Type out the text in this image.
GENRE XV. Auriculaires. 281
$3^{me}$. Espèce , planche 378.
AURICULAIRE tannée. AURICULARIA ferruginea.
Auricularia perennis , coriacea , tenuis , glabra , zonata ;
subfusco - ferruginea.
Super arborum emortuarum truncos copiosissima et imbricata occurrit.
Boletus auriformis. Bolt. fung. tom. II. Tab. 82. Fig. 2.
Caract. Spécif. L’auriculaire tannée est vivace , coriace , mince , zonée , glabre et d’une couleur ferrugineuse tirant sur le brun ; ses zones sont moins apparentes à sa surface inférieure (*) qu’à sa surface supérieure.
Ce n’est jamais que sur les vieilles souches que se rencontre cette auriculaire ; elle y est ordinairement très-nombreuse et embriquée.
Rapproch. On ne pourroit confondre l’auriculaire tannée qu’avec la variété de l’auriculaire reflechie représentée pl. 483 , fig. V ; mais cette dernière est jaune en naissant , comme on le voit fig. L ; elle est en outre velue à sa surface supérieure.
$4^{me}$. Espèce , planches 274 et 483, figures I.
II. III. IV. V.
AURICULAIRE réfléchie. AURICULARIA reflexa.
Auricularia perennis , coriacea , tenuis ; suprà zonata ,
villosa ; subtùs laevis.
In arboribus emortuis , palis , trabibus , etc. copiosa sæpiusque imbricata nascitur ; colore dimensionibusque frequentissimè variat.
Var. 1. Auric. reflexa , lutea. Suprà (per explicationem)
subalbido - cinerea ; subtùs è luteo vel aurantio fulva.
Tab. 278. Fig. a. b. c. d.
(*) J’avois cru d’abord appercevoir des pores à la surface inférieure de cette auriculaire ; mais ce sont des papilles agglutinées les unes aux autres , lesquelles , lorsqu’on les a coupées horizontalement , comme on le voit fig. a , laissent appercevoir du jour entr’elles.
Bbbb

--------

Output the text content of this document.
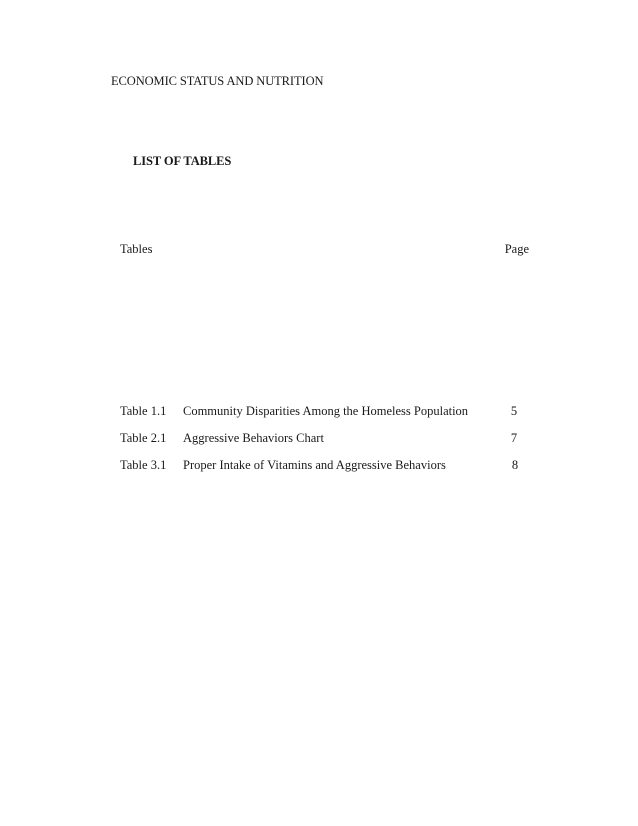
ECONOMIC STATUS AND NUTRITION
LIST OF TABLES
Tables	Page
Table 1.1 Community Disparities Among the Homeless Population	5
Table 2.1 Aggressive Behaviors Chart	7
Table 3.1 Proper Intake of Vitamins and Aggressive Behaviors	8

--------

Your instructions = Where a line contains the string "perennis", extract that line.

Solution for this task =
Auricularia perennis , coriacea , tenuis , glabra , zonata ;
Auricularia perennis , coriacea , tenuis ; suprà zonata ,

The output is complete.